> What is required
Select from the records below every line that has the word "primo" in it.

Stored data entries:
(begin)

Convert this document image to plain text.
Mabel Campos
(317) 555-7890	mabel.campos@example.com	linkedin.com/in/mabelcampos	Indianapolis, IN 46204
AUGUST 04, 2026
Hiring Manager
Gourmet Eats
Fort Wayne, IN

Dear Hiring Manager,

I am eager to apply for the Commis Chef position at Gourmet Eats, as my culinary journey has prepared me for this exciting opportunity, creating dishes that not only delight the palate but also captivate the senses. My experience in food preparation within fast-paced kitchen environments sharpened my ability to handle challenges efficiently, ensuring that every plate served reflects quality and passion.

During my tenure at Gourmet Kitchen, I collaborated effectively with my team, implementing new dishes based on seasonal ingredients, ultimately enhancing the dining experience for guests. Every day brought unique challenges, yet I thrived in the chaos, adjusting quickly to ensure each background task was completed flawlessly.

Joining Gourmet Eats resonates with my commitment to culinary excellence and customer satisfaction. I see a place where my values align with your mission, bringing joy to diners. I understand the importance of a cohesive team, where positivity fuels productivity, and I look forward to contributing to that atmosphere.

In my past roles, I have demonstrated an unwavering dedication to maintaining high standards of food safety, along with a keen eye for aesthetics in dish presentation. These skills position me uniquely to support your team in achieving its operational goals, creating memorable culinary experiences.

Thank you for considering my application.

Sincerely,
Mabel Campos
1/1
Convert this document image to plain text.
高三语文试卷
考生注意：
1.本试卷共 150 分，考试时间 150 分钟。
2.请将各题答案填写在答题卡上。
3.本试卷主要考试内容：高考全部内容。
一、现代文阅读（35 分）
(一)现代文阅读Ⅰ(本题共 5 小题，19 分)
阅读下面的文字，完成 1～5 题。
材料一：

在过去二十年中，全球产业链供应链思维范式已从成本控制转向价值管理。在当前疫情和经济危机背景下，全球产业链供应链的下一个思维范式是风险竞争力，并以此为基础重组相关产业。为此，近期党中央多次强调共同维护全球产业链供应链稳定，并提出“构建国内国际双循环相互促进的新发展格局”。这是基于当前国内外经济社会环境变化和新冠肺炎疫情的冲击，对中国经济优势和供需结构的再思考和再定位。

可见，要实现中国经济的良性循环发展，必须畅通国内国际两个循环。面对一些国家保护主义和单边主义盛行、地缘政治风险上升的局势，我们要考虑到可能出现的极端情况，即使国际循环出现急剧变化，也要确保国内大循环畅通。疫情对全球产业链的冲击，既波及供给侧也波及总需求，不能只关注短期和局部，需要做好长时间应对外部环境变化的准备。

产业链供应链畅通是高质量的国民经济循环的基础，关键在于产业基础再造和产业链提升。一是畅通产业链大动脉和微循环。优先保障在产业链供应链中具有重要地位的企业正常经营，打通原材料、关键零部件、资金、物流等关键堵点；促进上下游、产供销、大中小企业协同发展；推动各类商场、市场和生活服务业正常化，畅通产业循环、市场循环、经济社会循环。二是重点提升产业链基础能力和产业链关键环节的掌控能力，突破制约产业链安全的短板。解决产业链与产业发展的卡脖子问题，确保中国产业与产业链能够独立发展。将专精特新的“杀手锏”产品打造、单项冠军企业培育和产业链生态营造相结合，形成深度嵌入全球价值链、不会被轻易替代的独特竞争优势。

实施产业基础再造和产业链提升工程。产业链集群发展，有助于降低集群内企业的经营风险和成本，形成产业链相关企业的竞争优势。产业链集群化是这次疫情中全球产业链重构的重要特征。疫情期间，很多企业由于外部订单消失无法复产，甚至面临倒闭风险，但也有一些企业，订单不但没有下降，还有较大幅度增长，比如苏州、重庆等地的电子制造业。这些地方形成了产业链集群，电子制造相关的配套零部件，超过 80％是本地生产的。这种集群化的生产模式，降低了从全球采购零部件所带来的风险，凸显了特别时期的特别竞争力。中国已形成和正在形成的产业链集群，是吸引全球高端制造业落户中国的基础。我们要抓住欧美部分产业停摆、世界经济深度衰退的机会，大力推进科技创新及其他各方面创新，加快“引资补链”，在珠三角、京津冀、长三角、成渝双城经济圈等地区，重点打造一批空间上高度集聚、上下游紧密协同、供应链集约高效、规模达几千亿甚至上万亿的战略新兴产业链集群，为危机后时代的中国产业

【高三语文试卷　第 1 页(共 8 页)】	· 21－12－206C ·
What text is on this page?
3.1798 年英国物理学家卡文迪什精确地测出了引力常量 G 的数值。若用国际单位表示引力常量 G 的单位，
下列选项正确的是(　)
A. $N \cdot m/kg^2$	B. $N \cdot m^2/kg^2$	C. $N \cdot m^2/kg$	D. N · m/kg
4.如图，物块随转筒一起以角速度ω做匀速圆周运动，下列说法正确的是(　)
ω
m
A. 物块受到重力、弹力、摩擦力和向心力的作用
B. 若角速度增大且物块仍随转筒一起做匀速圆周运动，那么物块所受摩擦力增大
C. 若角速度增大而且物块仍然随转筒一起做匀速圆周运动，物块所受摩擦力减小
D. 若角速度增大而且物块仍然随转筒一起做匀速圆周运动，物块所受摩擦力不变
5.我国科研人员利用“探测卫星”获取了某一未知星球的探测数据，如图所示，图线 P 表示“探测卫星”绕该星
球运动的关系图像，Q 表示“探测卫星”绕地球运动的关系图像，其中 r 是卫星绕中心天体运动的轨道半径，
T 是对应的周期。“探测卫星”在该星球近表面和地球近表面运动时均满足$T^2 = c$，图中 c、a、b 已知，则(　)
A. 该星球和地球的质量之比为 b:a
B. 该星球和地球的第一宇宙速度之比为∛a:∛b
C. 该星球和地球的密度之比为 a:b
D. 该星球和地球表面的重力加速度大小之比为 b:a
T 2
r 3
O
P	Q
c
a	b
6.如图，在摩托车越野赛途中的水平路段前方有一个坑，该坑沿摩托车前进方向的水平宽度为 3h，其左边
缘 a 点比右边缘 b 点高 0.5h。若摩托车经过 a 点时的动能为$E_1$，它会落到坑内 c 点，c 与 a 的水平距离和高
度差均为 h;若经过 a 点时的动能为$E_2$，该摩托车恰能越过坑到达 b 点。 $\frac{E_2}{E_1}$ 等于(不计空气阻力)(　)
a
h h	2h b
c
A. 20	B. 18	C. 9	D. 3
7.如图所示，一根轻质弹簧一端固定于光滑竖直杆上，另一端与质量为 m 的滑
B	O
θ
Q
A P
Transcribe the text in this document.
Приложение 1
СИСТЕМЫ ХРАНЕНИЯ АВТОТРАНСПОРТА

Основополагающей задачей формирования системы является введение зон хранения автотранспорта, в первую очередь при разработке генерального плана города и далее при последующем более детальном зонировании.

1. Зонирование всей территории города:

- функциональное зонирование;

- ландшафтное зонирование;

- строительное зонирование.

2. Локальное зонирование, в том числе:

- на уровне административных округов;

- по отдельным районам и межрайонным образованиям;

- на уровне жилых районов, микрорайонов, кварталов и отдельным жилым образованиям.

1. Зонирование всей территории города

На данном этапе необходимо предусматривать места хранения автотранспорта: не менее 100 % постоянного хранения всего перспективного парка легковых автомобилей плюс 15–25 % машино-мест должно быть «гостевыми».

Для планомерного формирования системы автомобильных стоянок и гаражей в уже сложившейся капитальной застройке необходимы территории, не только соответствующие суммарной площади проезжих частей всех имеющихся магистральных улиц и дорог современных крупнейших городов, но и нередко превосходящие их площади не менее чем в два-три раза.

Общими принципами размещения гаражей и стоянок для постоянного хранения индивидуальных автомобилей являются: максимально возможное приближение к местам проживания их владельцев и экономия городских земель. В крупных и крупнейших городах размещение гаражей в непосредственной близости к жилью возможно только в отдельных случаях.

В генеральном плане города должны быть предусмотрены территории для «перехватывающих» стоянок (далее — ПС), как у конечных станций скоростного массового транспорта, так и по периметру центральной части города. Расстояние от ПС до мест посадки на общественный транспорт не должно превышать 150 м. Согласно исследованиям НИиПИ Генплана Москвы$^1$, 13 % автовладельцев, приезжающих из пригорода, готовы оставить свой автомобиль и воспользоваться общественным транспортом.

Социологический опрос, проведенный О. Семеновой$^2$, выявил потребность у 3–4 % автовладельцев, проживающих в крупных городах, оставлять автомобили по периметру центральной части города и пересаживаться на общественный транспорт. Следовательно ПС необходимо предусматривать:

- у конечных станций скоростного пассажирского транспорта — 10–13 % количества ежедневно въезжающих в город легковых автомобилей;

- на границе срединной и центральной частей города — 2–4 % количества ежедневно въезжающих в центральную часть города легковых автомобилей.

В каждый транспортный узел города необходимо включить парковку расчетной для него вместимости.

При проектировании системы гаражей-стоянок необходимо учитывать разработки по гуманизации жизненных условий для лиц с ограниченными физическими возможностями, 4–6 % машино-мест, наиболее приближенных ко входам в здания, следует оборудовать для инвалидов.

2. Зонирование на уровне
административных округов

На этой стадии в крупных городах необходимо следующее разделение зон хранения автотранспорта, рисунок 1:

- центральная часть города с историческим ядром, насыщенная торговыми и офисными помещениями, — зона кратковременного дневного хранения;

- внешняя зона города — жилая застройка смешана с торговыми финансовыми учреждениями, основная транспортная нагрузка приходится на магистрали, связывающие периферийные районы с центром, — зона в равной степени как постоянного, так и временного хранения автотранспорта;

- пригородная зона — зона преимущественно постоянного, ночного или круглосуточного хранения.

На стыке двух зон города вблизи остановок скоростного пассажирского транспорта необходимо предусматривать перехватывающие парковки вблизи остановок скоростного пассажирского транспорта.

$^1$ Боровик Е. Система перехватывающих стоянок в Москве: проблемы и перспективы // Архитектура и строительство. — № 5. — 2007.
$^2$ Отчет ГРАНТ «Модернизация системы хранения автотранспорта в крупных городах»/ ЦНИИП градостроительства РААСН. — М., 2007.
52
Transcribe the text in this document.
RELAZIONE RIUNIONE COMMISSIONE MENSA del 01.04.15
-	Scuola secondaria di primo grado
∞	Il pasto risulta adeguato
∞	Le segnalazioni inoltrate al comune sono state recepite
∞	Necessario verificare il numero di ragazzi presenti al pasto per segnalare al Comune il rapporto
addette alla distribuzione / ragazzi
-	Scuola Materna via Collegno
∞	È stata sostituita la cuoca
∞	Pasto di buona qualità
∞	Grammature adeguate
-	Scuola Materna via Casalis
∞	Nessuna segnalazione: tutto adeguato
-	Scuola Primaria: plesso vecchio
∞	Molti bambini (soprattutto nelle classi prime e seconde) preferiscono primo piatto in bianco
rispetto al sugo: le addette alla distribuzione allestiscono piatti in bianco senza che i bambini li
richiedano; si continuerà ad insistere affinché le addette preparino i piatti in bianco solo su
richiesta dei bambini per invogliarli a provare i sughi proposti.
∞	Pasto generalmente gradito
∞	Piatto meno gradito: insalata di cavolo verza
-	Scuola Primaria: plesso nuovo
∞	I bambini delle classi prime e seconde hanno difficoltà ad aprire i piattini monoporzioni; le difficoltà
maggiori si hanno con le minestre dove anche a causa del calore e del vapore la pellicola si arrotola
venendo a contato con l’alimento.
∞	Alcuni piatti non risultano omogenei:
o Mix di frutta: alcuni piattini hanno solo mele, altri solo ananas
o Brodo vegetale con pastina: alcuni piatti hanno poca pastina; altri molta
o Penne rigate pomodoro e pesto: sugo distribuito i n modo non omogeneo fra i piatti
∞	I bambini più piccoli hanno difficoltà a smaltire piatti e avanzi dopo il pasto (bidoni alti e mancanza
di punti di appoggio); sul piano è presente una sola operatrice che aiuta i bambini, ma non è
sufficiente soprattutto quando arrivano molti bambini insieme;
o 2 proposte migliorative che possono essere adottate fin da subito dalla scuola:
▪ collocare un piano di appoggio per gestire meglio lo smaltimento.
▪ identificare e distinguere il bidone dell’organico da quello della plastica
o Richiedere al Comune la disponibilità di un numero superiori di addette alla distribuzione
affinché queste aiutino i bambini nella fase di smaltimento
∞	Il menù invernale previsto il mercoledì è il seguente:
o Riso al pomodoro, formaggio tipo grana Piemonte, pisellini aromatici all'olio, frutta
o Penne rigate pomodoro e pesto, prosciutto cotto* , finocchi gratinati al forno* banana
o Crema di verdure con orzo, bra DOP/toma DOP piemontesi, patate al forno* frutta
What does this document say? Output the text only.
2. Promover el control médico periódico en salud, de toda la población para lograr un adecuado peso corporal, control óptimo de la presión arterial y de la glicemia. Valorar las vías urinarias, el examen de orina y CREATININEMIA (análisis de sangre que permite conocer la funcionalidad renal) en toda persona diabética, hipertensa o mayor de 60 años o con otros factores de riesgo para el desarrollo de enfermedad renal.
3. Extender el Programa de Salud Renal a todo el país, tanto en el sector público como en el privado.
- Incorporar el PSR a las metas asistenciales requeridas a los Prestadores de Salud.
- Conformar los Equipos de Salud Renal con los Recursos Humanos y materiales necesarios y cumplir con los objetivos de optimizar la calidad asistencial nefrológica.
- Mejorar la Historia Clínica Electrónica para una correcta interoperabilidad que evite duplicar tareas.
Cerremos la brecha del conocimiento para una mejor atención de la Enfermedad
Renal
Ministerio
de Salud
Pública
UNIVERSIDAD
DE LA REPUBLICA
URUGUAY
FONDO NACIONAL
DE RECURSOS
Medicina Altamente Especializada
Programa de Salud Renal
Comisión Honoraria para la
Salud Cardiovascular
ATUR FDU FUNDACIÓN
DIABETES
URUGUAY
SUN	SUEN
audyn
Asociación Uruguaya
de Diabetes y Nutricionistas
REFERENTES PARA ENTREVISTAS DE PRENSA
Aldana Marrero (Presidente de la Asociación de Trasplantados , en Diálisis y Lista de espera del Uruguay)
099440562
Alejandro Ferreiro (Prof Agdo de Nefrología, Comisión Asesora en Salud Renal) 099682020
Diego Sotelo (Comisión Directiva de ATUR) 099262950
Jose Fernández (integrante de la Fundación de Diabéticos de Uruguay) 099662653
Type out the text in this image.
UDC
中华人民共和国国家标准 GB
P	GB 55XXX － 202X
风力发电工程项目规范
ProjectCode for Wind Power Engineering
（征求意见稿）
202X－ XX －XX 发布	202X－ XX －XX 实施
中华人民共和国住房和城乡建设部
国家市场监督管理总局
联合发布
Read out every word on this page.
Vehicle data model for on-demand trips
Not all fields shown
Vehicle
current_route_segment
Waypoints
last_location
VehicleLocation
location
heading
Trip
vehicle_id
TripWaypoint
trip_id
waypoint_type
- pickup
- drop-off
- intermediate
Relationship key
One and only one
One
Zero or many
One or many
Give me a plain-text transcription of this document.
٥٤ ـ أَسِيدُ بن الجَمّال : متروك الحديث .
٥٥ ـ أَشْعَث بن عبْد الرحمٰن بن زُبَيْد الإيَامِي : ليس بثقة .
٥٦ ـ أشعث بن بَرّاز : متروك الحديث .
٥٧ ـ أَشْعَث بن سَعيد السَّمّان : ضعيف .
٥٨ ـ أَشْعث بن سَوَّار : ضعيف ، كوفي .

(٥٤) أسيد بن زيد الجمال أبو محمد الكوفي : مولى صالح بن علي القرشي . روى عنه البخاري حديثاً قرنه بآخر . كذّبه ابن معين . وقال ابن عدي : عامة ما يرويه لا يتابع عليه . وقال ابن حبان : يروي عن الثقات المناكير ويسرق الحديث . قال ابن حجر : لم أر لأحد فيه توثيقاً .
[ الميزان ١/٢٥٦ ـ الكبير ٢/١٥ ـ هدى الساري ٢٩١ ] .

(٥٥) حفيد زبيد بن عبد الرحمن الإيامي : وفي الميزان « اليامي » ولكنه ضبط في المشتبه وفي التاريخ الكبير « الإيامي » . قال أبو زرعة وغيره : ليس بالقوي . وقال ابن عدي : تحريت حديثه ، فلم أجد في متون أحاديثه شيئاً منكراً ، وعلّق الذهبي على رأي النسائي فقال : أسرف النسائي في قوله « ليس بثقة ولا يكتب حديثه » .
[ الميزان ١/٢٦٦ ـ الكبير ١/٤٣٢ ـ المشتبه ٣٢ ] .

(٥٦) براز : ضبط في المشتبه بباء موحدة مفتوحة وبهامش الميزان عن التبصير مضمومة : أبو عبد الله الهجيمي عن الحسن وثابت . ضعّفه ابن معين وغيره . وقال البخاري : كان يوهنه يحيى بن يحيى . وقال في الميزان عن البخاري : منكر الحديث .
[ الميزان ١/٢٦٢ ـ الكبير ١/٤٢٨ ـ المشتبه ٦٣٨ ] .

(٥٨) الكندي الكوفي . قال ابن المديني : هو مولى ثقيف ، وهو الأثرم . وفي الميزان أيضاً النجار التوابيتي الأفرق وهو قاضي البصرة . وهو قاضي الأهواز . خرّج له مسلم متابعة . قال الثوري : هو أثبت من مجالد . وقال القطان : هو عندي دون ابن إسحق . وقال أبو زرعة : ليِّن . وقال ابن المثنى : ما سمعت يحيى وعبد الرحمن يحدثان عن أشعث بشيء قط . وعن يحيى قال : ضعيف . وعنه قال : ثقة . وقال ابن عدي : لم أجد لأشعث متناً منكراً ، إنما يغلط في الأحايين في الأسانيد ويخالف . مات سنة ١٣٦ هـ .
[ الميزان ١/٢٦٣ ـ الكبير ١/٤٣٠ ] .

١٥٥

(end)

> The solution
-	Scuola secondaria di primo grado
∞	Molti bambini (soprattutto nelle classi prime e seconde) preferiscono primo piatto in bianco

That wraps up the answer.